EXERCISE TASK:
Images are excluded; otherwise, output every record exactly.

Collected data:
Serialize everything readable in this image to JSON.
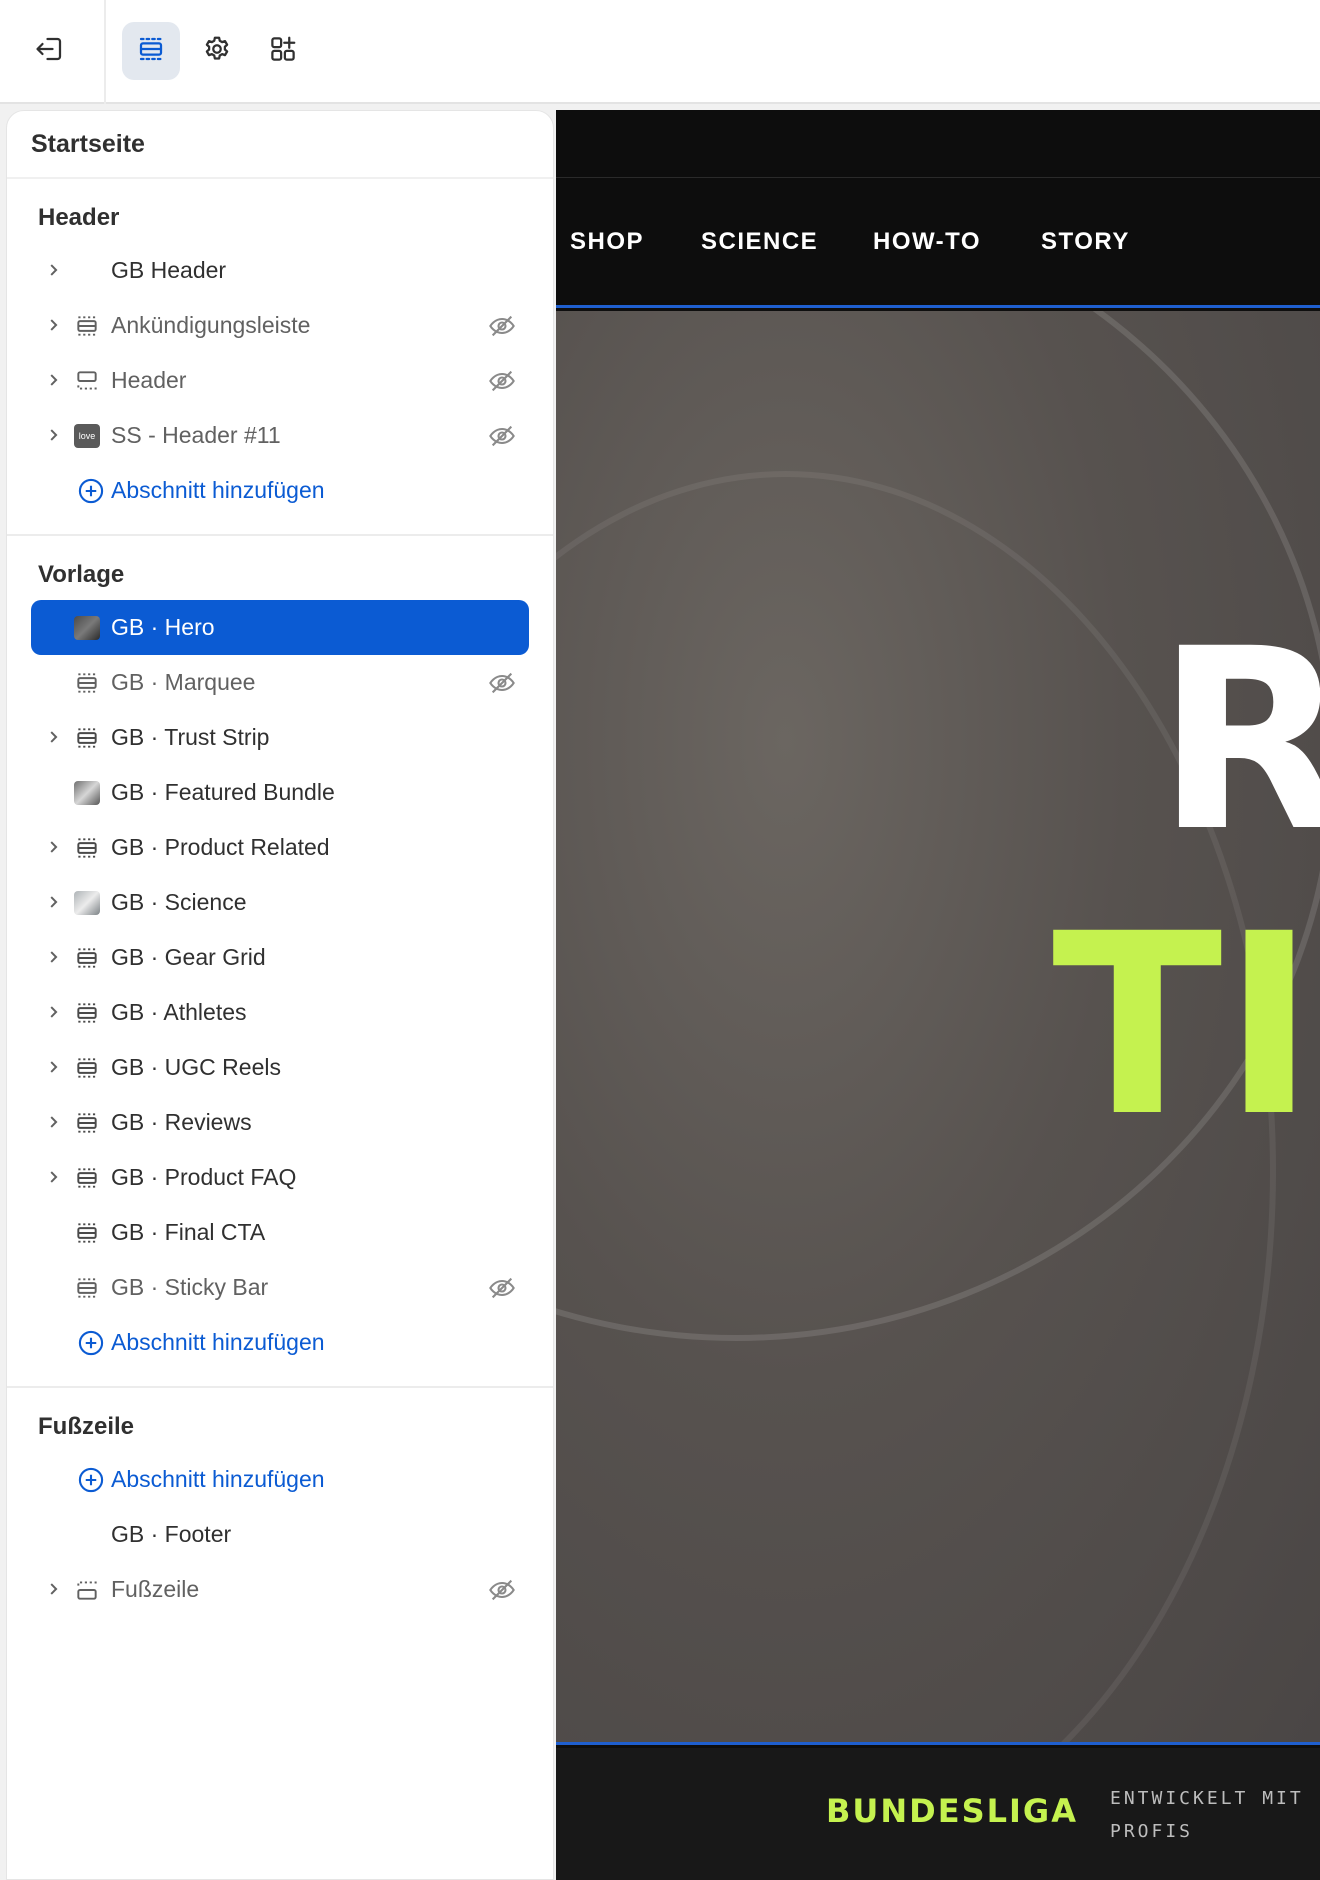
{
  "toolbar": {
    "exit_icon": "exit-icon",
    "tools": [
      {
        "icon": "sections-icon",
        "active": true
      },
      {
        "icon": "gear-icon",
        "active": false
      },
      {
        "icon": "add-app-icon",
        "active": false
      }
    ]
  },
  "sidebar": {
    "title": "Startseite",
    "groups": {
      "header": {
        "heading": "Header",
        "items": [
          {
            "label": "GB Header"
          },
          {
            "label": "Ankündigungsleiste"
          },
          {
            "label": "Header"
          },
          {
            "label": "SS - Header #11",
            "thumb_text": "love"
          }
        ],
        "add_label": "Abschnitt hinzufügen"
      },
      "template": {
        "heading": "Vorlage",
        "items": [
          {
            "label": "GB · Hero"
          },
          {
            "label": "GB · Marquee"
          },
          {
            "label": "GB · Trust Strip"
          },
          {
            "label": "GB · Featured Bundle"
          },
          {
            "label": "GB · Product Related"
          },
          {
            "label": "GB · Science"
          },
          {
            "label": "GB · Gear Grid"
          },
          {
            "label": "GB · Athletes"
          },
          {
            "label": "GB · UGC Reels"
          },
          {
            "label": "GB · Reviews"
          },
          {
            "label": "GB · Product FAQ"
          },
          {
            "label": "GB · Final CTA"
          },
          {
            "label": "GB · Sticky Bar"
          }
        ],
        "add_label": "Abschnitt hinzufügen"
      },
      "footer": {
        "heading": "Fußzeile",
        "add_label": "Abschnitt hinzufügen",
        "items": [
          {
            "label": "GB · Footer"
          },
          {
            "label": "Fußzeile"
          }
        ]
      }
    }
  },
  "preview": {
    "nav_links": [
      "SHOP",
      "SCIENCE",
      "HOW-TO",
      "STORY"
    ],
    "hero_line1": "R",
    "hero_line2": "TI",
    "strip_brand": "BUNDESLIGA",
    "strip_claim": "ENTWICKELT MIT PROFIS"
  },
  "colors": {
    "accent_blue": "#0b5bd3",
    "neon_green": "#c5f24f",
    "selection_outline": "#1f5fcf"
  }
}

SOLUTION TO THE PROBLEM:
Serialize everything readable in this image to JSON.
{
  "toolbar": {
    "exit_icon": "exit-icon",
    "tools": [
      {
        "icon": "sections-icon",
        "active": true
      },
      {
        "icon": "gear-icon",
        "active": false
      },
      {
        "icon": "add-app-icon",
        "active": false
      }
    ]
  },
  "sidebar": {
    "title": "Startseite",
    "groups": {
      "header": {
        "heading": "Header",
        "items": [
          {
            "label": "GB Header"
          },
          {
            "label": "Ankündigungsleiste"
          },
          {
            "label": "Header"
          },
          {
            "label": "SS - Header #11",
            "thumb_text": "love"
          }
        ],
        "add_label": "Abschnitt hinzufügen"
      },
      "template": {
        "heading": "Vorlage",
        "items": [
          {
            "label": "GB · Hero"
          },
          {
            "label": "GB · Marquee"
          },
          {
            "label": "GB · Trust Strip"
          },
          {
            "label": "GB · Featured Bundle"
          },
          {
            "label": "GB · Product Related"
          },
          {
            "label": "GB · Science"
          },
          {
            "label": "GB · Gear Grid"
          },
          {
            "label": "GB · Athletes"
          },
          {
            "label": "GB · UGC Reels"
          },
          {
            "label": "GB · Reviews"
          },
          {
            "label": "GB · Product FAQ"
          },
          {
            "label": "GB · Final CTA"
          },
          {
            "label": "GB · Sticky Bar"
          }
        ],
        "add_label": "Abschnitt hinzufügen"
      },
      "footer": {
        "heading": "Fußzeile",
        "add_label": "Abschnitt hinzufügen",
        "items": [
          {
            "label": "GB · Footer"
          },
          {
            "label": "Fußzeile"
          }
        ]
      }
    }
  },
  "preview": {
    "nav_links": [
      "SHOP",
      "SCIENCE",
      "HOW-TO",
      "STORY"
    ],
    "hero_line1": "R",
    "hero_line2": "TI",
    "strip_brand": "BUNDESLIGA",
    "strip_claim": "ENTWICKELT MIT PROFIS"
  },
  "colors": {
    "accent_blue": "#0b5bd3",
    "neon_green": "#c5f24f",
    "selection_outline": "#1f5fcf"
  }
}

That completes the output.